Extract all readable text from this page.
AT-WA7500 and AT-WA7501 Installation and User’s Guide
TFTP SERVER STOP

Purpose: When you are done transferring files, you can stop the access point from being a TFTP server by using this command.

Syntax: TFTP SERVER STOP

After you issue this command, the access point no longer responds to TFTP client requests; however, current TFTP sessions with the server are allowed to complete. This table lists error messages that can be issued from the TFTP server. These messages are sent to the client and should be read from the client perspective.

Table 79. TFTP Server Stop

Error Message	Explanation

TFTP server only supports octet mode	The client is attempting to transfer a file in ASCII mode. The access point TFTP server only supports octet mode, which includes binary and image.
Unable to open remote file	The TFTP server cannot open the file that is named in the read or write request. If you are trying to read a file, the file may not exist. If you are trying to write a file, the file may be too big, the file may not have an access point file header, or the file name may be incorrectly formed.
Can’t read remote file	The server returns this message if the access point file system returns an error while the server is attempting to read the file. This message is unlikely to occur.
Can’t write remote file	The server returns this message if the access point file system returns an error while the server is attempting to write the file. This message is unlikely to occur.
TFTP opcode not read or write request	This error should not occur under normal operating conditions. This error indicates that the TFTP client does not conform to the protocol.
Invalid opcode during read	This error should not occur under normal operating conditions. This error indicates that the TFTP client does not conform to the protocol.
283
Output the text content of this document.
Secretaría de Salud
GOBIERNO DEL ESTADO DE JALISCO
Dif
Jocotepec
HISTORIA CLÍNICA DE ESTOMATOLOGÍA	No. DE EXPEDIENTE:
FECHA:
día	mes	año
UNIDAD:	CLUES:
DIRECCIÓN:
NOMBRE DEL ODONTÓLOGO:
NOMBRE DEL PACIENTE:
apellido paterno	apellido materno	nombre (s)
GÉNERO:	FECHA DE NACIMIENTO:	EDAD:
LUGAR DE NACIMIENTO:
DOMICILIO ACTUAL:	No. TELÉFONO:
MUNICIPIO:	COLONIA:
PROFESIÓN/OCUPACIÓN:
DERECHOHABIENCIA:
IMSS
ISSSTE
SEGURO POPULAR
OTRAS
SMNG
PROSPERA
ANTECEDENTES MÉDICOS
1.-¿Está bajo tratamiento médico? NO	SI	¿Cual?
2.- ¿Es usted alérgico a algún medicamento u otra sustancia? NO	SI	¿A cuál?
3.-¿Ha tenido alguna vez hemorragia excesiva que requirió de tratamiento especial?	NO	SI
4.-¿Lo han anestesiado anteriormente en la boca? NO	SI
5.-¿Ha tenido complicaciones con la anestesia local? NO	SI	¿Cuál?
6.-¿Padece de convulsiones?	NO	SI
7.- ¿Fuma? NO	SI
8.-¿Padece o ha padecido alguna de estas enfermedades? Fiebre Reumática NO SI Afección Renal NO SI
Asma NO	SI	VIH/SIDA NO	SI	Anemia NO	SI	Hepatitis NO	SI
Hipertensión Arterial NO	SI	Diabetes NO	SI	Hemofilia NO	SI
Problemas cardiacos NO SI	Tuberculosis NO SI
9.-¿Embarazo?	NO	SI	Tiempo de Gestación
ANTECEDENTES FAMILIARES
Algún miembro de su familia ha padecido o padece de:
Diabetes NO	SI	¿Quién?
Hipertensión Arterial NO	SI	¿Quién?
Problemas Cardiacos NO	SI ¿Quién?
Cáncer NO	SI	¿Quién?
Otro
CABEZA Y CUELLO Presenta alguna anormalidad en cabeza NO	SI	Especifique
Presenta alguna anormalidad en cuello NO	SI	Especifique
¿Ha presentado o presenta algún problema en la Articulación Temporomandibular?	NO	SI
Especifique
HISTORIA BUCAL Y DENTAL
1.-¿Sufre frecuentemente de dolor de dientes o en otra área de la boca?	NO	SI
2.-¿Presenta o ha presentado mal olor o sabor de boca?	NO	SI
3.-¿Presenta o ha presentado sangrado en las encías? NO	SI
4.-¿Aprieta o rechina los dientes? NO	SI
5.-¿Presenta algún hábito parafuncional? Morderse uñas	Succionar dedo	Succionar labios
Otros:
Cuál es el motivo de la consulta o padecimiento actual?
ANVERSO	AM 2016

** STATED TASK **
Retype the records in full. Keep every line identical to the original.

** RESULT OF THE TASK **
Extract all readable text from this page.
AT-WA7500 and AT-WA7501 Installation and User’s Guide
TFTP SERVER STOP

Purpose: When you are done transferring files, you can stop the access point from being a TFTP server by using this command.

Syntax: TFTP SERVER STOP

After you issue this command, the access point no longer responds to TFTP client requests; however, current TFTP sessions with the server are allowed to complete. This table lists error messages that can be issued from the TFTP server. These messages are sent to the client and should be read from the client perspective.

Table 79. TFTP Server Stop

Error Message	Explanation

TFTP server only supports octet mode	The client is attempting to transfer a file in ASCII mode. The access point TFTP server only supports octet mode, which includes binary and image.
Unable to open remote file	The TFTP server cannot open the file that is named in the read or write request. If you are trying to read a file, the file may not exist. If you are trying to write a file, the file may be too big, the file may not have an access point file header, or the file name may be incorrectly formed.
Can’t read remote file	The server returns this message if the access point file system returns an error while the server is attempting to read the file. This message is unlikely to occur.
Can’t write remote file	The server returns this message if the access point file system returns an error while the server is attempting to write the file. This message is unlikely to occur.
TFTP opcode not read or write request	This error should not occur under normal operating conditions. This error indicates that the TFTP client does not conform to the protocol.
Invalid opcode during read	This error should not occur under normal operating conditions. This error indicates that the TFTP client does not conform to the protocol.
283
Output the text content of this document.
Secretaría de Salud
GOBIERNO DEL ESTADO DE JALISCO
Dif
Jocotepec
HISTORIA CLÍNICA DE ESTOMATOLOGÍA	No. DE EXPEDIENTE:
FECHA:
día	mes	año
UNIDAD:	CLUES:
DIRECCIÓN:
NOMBRE DEL ODONTÓLOGO:
NOMBRE DEL PACIENTE:
apellido paterno	apellido materno	nombre (s)
GÉNERO:	FECHA DE NACIMIENTO:	EDAD:
LUGAR DE NACIMIENTO:
DOMICILIO ACTUAL:	No. TELÉFONO:
MUNICIPIO:	COLONIA:
PROFESIÓN/OCUPACIÓN:
DERECHOHABIENCIA:
IMSS
ISSSTE
SEGURO POPULAR
OTRAS
SMNG
PROSPERA
ANTECEDENTES MÉDICOS
1.-¿Está bajo tratamiento médico? NO	SI	¿Cual?
2.- ¿Es usted alérgico a algún medicamento u otra sustancia? NO	SI	¿A cuál?
3.-¿Ha tenido alguna vez hemorragia excesiva que requirió de tratamiento especial?	NO	SI
4.-¿Lo han anestesiado anteriormente en la boca? NO	SI
5.-¿Ha tenido complicaciones con la anestesia local? NO	SI	¿Cuál?
6.-¿Padece de convulsiones?	NO	SI
7.- ¿Fuma? NO	SI
8.-¿Padece o ha padecido alguna de estas enfermedades? Fiebre Reumática NO SI Afección Renal NO SI
Asma NO	SI	VIH/SIDA NO	SI	Anemia NO	SI	Hepatitis NO	SI
Hipertensión Arterial NO	SI	Diabetes NO	SI	Hemofilia NO	SI
Problemas cardiacos NO SI	Tuberculosis NO SI
9.-¿Embarazo?	NO	SI	Tiempo de Gestación
ANTECEDENTES FAMILIARES
Algún miembro de su familia ha padecido o padece de:
Diabetes NO	SI	¿Quién?
Hipertensión Arterial NO	SI	¿Quién?
Problemas Cardiacos NO	SI ¿Quién?
Cáncer NO	SI	¿Quién?
Otro
CABEZA Y CUELLO Presenta alguna anormalidad en cabeza NO	SI	Especifique
Presenta alguna anormalidad en cuello NO	SI	Especifique
¿Ha presentado o presenta algún problema en la Articulación Temporomandibular?	NO	SI
Especifique
HISTORIA BUCAL Y DENTAL
1.-¿Sufre frecuentemente de dolor de dientes o en otra área de la boca?	NO	SI
2.-¿Presenta o ha presentado mal olor o sabor de boca?	NO	SI
3.-¿Presenta o ha presentado sangrado en las encías? NO	SI
4.-¿Aprieta o rechina los dientes? NO	SI
5.-¿Presenta algún hábito parafuncional? Morderse uñas	Succionar dedo	Succionar labios
Otros:
Cuál es el motivo de la consulta o padecimiento actual?
ANVERSO	AM 2016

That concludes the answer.